◆ Exercise details ◆
Please give the data below again in full, exactly as it stands.

--- BEGIN Exercise data ---

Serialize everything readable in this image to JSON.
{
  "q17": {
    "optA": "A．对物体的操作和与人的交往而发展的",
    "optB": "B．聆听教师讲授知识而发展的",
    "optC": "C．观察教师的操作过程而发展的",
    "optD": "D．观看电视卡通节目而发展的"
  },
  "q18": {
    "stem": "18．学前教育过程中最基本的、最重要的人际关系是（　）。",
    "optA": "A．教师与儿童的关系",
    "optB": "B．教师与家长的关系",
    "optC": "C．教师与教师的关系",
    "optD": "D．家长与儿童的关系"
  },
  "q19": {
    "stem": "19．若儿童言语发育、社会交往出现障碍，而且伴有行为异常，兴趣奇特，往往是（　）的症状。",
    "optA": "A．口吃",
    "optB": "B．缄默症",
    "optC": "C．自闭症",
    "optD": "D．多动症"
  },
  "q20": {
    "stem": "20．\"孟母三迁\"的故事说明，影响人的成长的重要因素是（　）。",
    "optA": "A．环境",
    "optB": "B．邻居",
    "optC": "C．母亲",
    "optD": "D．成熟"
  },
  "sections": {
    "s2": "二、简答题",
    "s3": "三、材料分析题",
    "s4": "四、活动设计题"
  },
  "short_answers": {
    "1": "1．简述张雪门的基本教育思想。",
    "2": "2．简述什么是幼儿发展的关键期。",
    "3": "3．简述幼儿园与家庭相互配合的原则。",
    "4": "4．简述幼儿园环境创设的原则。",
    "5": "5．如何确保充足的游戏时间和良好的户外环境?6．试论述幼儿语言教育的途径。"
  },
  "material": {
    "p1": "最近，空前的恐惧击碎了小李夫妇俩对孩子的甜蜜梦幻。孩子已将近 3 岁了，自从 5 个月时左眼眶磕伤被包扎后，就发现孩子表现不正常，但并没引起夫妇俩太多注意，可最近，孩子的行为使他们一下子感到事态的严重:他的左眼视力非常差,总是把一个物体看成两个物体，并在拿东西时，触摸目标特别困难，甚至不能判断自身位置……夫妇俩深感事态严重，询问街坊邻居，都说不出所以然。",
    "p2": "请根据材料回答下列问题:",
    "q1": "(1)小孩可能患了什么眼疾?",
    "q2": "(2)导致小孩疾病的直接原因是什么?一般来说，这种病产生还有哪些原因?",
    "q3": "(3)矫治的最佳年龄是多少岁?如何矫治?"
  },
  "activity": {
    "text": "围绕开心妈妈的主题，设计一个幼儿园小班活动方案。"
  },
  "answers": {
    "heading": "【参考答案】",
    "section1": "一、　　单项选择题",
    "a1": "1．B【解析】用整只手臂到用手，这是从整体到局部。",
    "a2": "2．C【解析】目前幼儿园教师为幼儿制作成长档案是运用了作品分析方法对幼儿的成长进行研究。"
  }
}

--- END Exercise data ---

◆ Task response ◆
Serialize everything readable in this image to JSON.
{
  "q17": {
    "optA": "A．对物体的操作和与人的交往而发展的",
    "optB": "B．聆听教师讲授知识而发展的",
    "optC": "C．观察教师的操作过程而发展的",
    "optD": "D．观看电视卡通节目而发展的"
  },
  "q18": {
    "stem": "18．学前教育过程中最基本的、最重要的人际关系是（　）。",
    "optA": "A．教师与儿童的关系",
    "optB": "B．教师与家长的关系",
    "optC": "C．教师与教师的关系",
    "optD": "D．家长与儿童的关系"
  },
  "q19": {
    "stem": "19．若儿童言语发育、社会交往出现障碍，而且伴有行为异常，兴趣奇特，往往是（　）的症状。",
    "optA": "A．口吃",
    "optB": "B．缄默症",
    "optC": "C．自闭症",
    "optD": "D．多动症"
  },
  "q20": {
    "stem": "20．\"孟母三迁\"的故事说明，影响人的成长的重要因素是（　）。",
    "optA": "A．环境",
    "optB": "B．邻居",
    "optC": "C．母亲",
    "optD": "D．成熟"
  },
  "sections": {
    "s2": "二、简答题",
    "s3": "三、材料分析题",
    "s4": "四、活动设计题"
  },
  "short_answers": {
    "1": "1．简述张雪门的基本教育思想。",
    "2": "2．简述什么是幼儿发展的关键期。",
    "3": "3．简述幼儿园与家庭相互配合的原则。",
    "4": "4．简述幼儿园环境创设的原则。",
    "5": "5．如何确保充足的游戏时间和良好的户外环境?6．试论述幼儿语言教育的途径。"
  },
  "material": {
    "p1": "最近，空前的恐惧击碎了小李夫妇俩对孩子的甜蜜梦幻。孩子已将近 3 岁了，自从 5 个月时左眼眶磕伤被包扎后，就发现孩子表现不正常，但并没引起夫妇俩太多注意，可最近，孩子的行为使他们一下子感到事态的严重:他的左眼视力非常差,总是把一个物体看成两个物体，并在拿东西时，触摸目标特别困难，甚至不能判断自身位置……夫妇俩深感事态严重，询问街坊邻居，都说不出所以然。",
    "p2": "请根据材料回答下列问题:",
    "q1": "(1)小孩可能患了什么眼疾?",
    "q2": "(2)导致小孩疾病的直接原因是什么?一般来说，这种病产生还有哪些原因?",
    "q3": "(3)矫治的最佳年龄是多少岁?如何矫治?"
  },
  "activity": {
    "text": "围绕开心妈妈的主题，设计一个幼儿园小班活动方案。"
  },
  "answers": {
    "heading": "【参考答案】",
    "section1": "一、　　单项选择题",
    "a1": "1．B【解析】用整只手臂到用手，这是从整体到局部。",
    "a2": "2．C【解析】目前幼儿园教师为幼儿制作成长档案是运用了作品分析方法对幼儿的成长进行研究。"
  }
}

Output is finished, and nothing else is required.